> _Verilen Görevler_:
**1.** Makaleye göre "kısa hikâye" serisinde gelişimi özetlenen kurumların hepsini sıralayın.
**2.** Makalede "YORUM | DR." ifadesinden "kavramının anlaşılması gerekiyor." ifadesine kadar uzanan bölümü aynen aktarın.

YORUM | DR. YÜKSEL NİZAMOĞLU
Osmanlı tarihine dair bundan önce kaleme aldığımız “kısa hikâye” serisiyle padişahlık, sadrazamlık ve şeyhülislamlık kurumlarının gelişimini özetledik. Bu yazılar sonrasında tahmin ettiğimiz gibi bazı sorular öne çıktı.
Bunların başında padişahların kardeşlerini, çocuklarını, sadrazamları hatta “ölüm cezası” verilemeyeceğine dair temel yaklaşıma rağmen şeyhülislamları idam ettirmelerinin neye dayandığı sorusu geliyordu. Bunun cevabını verebilmek için öncelikle Osmanlı padişahlarının bu uygulamalarına imkân veren “siyaseten katl” kavramının anlaşılması gerekiyor.
Arı kovanı
Konuya dair yaptığımız tarama, “siyaseten katl” konusunun bir “arı kovanı” olarak görüldüğü ve kovana çomak sokmanın pek de istenmediğini ortaya koyuyor.
Konuyla ilgili Ahmet Mumcu’nun Ankara Üniversitesi’nde 1962 yılında doktora tezi olarak kabul edilmiş çalışmasından sonra kapsamlı bir çalışma yapılmadığı ve “güncel” çalışmaların bir makale kapsamından öte geçmediği dikkat çekiyor.
1988’de tamamlanan Millî Eğitim Bakanlığı İslam Ansiklopedisi’nde ve son cildi 2013’de yayınlanan, toplamda kırk dört cilde ulaşan Türkiye Diyanet Vakfı (TDV) İslam Ansiklopedisi’nde bir madde olarak yer almadığını görüyoruz. “Cellat” maddesinin bile yer aldığı ve infazların nasıl gerçekleştiğinin ayrıntılı olarak açıklandığı TDV İslam Ansiklopedisi’nin “siyaseten katl” gibi önemli bir konuyu es geçmeyi tercih etmesi ilginç bir realite olarak karşımıza çıkıyor.

> _Sağlanan Öğeler_:

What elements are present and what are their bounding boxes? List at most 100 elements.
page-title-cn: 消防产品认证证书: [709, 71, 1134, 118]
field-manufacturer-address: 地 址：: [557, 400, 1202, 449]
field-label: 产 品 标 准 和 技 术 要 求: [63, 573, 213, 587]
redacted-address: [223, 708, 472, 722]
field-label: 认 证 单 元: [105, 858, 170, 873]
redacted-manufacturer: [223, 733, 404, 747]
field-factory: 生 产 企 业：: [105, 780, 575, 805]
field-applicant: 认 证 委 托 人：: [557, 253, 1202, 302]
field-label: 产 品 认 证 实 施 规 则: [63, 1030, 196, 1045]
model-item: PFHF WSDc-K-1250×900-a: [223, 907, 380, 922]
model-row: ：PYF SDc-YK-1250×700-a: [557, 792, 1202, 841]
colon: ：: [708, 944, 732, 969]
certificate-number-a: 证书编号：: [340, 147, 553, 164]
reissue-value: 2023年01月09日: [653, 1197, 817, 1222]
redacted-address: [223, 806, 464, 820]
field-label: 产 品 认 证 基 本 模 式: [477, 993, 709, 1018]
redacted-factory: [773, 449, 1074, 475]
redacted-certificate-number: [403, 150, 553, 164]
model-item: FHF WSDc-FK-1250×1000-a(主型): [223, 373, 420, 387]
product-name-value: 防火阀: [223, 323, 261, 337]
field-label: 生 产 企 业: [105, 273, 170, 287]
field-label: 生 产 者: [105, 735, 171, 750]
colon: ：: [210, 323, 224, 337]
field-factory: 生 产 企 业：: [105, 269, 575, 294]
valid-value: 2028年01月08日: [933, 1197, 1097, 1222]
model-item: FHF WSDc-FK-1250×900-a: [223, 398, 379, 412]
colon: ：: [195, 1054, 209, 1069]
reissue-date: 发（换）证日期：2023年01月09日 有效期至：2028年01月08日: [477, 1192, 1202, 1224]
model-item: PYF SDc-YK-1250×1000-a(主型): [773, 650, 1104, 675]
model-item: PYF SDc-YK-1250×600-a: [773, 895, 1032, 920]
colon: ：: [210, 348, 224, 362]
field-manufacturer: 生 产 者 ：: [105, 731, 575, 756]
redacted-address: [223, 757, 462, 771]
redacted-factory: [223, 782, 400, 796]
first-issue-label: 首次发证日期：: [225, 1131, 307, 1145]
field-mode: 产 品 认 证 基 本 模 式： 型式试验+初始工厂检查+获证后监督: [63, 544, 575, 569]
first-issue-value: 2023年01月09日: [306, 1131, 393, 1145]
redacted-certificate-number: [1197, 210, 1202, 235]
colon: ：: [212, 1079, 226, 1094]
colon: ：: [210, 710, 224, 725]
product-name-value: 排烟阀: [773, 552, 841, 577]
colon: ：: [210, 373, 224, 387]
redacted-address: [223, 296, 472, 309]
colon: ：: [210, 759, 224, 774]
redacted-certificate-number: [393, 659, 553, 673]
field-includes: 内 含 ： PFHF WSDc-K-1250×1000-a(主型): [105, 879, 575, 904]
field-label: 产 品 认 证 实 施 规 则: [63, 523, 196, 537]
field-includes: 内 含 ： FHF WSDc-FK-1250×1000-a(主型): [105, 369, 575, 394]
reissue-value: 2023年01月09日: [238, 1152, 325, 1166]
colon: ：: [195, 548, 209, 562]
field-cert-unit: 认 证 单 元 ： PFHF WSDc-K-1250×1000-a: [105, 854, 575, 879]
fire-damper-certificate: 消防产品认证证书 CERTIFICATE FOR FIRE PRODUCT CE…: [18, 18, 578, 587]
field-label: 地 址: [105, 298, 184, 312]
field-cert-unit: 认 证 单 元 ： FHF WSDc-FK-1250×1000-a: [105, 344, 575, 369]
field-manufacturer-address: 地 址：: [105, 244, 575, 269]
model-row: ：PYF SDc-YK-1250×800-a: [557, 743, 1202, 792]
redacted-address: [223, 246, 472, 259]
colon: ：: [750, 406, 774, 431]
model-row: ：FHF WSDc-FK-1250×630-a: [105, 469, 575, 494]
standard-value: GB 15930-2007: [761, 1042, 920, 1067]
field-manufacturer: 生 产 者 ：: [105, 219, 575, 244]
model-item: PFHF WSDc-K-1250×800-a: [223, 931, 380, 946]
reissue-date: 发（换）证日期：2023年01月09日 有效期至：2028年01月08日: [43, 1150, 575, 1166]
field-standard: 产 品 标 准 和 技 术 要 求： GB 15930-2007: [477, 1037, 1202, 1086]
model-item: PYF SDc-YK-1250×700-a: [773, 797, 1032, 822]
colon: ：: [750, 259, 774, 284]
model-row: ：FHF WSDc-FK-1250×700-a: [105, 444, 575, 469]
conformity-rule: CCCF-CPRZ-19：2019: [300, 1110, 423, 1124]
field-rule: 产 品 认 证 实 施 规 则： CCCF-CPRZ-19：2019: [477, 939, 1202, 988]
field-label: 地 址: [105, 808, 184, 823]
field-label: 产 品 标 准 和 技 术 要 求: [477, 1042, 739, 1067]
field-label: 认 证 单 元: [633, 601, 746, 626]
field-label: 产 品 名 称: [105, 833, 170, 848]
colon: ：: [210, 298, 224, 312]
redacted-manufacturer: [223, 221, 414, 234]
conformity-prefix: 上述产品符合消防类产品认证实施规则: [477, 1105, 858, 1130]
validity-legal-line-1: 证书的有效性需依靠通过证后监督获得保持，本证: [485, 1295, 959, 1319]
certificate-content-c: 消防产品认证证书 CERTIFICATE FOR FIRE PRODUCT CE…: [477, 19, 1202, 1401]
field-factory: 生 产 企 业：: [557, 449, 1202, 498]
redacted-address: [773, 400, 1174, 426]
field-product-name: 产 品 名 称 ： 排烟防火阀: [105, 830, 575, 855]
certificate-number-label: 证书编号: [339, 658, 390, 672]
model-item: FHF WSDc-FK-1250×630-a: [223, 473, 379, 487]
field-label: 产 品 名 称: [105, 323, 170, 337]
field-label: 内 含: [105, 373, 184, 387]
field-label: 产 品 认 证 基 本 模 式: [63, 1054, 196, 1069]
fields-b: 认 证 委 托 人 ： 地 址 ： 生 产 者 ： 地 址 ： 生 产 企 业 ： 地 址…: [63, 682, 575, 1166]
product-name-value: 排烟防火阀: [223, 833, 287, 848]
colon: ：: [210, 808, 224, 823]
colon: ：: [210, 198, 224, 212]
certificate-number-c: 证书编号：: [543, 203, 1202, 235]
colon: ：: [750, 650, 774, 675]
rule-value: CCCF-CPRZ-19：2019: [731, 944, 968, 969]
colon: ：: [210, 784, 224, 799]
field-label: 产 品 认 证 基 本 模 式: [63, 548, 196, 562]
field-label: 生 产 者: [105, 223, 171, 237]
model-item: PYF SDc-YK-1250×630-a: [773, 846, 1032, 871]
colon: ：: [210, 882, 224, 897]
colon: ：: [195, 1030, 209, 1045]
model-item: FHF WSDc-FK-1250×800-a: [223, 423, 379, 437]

> _Yanıtlar Aşağıda_:
**1.** Padişahlık, sadrazamlık, şeyhülislamlık

**2.**
YORUM | DR. YÜKSEL NİZAMOĞLU
Osmanlı tarihine dair bundan önce kaleme aldığımız “kısa hikâye” serisiyle padişahlık, sadrazamlık ve şeyhülislamlık kurumlarının gelişimini özetledik. Bu yazılar sonrasında tahmin ettiğimiz gibi bazı sorular öne çıktı.
Bunların başında padişahların kardeşlerini, çocuklarını, sadrazamları hatta “ölüm cezası” verilemeyeceğine dair temel yaklaşıma rağmen şeyhülislamları idam ettirmelerinin neye dayandığı sorusu geliyordu. Bunun cevabını verebilmek için öncelikle Osmanlı padişahlarının bu uygulamalarına imkân veren “siyaseten katl” kavramının anlaşılması gerekiyor.